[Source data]
*-*-*
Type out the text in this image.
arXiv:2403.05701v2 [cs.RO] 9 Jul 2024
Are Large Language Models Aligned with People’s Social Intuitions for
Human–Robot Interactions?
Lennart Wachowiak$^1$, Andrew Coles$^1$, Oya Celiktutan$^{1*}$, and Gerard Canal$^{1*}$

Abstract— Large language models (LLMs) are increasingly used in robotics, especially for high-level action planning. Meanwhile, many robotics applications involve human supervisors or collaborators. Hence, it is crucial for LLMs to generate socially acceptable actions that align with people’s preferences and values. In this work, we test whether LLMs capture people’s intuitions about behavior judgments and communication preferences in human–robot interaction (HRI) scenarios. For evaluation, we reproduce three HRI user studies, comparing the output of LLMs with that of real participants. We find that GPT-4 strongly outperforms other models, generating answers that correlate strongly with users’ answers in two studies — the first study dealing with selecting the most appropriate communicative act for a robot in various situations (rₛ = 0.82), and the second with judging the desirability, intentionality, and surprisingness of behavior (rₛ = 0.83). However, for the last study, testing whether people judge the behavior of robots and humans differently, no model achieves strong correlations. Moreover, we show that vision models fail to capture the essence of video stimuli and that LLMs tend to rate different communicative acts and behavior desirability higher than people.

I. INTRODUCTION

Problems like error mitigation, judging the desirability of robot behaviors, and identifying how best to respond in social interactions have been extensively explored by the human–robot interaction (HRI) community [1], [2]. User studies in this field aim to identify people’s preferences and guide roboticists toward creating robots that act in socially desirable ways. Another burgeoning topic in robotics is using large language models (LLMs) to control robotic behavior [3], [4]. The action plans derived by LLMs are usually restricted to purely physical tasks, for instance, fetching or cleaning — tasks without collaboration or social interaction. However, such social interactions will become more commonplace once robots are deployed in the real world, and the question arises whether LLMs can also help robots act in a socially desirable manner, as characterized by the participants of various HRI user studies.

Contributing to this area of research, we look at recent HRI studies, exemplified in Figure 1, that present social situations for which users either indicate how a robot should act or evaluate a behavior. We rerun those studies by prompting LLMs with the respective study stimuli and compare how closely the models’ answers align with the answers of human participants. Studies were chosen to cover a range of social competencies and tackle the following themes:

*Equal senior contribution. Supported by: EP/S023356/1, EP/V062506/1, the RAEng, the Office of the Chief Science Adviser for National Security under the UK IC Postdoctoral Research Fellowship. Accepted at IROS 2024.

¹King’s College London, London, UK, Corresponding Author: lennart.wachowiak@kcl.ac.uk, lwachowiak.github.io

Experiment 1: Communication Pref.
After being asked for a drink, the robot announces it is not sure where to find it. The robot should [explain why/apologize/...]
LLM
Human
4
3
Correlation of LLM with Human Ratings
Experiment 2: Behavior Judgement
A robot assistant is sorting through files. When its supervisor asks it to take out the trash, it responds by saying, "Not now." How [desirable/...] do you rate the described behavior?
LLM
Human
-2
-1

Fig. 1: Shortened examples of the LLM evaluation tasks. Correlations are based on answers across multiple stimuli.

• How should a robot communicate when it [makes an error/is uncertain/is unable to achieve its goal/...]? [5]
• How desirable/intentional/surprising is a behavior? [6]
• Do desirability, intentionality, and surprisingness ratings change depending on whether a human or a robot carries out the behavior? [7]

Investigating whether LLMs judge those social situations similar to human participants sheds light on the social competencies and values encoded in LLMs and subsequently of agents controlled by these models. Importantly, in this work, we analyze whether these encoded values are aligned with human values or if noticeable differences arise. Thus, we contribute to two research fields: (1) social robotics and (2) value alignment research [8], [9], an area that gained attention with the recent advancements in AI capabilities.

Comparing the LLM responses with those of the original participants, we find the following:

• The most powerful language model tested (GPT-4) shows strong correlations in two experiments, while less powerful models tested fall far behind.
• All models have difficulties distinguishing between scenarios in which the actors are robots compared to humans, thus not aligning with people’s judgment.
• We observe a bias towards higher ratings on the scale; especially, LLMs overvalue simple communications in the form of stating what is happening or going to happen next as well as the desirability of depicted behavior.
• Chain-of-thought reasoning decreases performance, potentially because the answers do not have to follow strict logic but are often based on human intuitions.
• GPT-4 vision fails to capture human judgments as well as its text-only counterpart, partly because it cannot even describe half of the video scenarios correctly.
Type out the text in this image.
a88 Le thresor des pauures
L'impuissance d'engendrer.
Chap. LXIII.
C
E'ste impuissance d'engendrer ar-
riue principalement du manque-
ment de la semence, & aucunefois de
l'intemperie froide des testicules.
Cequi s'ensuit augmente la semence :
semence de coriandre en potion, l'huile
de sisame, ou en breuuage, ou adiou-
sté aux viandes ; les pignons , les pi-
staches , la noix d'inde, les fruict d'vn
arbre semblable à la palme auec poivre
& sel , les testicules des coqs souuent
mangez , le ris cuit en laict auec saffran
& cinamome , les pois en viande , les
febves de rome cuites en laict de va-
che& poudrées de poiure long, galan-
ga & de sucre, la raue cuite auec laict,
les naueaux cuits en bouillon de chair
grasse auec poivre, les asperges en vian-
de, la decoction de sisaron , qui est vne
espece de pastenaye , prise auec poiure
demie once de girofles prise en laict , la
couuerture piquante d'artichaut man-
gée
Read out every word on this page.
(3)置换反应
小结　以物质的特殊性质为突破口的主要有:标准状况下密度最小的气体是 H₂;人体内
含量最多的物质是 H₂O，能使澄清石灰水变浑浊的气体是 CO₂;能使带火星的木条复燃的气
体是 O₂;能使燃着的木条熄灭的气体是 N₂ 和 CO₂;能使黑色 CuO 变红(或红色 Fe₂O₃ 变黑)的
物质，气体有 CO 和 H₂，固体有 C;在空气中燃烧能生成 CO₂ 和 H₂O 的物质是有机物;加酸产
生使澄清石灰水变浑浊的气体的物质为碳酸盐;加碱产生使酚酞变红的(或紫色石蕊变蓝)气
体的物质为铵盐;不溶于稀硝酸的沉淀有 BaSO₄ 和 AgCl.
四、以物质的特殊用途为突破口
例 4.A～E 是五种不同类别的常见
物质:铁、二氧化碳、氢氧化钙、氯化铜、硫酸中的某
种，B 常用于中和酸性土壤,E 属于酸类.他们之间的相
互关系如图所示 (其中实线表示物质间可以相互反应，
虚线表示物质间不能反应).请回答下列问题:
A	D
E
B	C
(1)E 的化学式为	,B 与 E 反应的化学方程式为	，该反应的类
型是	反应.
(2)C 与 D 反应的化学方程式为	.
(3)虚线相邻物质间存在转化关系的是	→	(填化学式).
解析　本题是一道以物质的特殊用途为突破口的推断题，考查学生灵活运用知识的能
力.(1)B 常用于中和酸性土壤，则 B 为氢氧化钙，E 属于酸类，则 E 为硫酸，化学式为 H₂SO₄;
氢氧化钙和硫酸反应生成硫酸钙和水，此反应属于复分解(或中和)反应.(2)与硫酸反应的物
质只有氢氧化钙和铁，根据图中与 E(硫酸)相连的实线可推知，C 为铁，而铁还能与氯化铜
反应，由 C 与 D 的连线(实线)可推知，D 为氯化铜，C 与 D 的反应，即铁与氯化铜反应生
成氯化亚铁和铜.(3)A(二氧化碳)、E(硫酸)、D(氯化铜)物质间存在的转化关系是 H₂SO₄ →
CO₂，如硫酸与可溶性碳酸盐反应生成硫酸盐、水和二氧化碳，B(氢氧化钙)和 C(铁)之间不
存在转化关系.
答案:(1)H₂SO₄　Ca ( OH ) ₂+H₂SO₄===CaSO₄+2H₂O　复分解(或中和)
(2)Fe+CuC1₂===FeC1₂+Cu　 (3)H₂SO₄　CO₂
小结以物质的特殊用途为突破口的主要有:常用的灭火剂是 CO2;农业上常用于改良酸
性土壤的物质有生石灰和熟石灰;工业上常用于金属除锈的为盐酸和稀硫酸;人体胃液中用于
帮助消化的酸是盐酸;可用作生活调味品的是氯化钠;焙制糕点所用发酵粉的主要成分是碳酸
*-*-*
→ **Exercise**: Nothing but the lines from the line with "Read out every word on this page." to the last line of the listing above should appear; please retype them exactly, both ends included.

→ **Result**:
Read out every word on this page.
(3)置换反应
小结　以物质的特殊性质为突破口的主要有:标准状况下密度最小的气体是 H₂;人体内
含量最多的物质是 H₂O，能使澄清石灰水变浑浊的气体是 CO₂;能使带火星的木条复燃的气
体是 O₂;能使燃着的木条熄灭的气体是 N₂ 和 CO₂;能使黑色 CuO 变红(或红色 Fe₂O₃ 变黑)的
物质，气体有 CO 和 H₂，固体有 C;在空气中燃烧能生成 CO₂ 和 H₂O 的物质是有机物;加酸产
生使澄清石灰水变浑浊的气体的物质为碳酸盐;加碱产生使酚酞变红的(或紫色石蕊变蓝)气
体的物质为铵盐;不溶于稀硝酸的沉淀有 BaSO₄ 和 AgCl.
四、以物质的特殊用途为突破口
例 4.A～E 是五种不同类别的常见
物质:铁、二氧化碳、氢氧化钙、氯化铜、硫酸中的某
种，B 常用于中和酸性土壤,E 属于酸类.他们之间的相
互关系如图所示 (其中实线表示物质间可以相互反应，
虚线表示物质间不能反应).请回答下列问题:
A	D
E
B	C
(1)E 的化学式为	,B 与 E 反应的化学方程式为	，该反应的类
型是	反应.
(2)C 与 D 反应的化学方程式为	.
(3)虚线相邻物质间存在转化关系的是	→	(填化学式).
解析　本题是一道以物质的特殊用途为突破口的推断题，考查学生灵活运用知识的能
力.(1)B 常用于中和酸性土壤，则 B 为氢氧化钙，E 属于酸类，则 E 为硫酸，化学式为 H₂SO₄;
氢氧化钙和硫酸反应生成硫酸钙和水，此反应属于复分解(或中和)反应.(2)与硫酸反应的物
质只有氢氧化钙和铁，根据图中与 E(硫酸)相连的实线可推知，C 为铁，而铁还能与氯化铜
反应，由 C 与 D 的连线(实线)可推知，D 为氯化铜，C 与 D 的反应，即铁与氯化铜反应生
成氯化亚铁和铜.(3)A(二氧化碳)、E(硫酸)、D(氯化铜)物质间存在的转化关系是 H₂SO₄ →
CO₂，如硫酸与可溶性碳酸盐反应生成硫酸盐、水和二氧化碳，B(氢氧化钙)和 C(铁)之间不
存在转化关系.
答案:(1)H₂SO₄　Ca ( OH ) ₂+H₂SO₄===CaSO₄+2H₂O　复分解(或中和)
(2)Fe+CuC1₂===FeC1₂+Cu　 (3)H₂SO₄　CO₂
小结以物质的特殊用途为突破口的主要有:常用的灭火剂是 CO2;农业上常用于改良酸
性土壤的物质有生石灰和熟石灰;工业上常用于金属除锈的为盐酸和稀硫酸;人体胃液中用于
帮助消化的酸是盐酸;可用作生活调味品的是氯化钠;焙制糕点所用发酵粉的主要成分是碳酸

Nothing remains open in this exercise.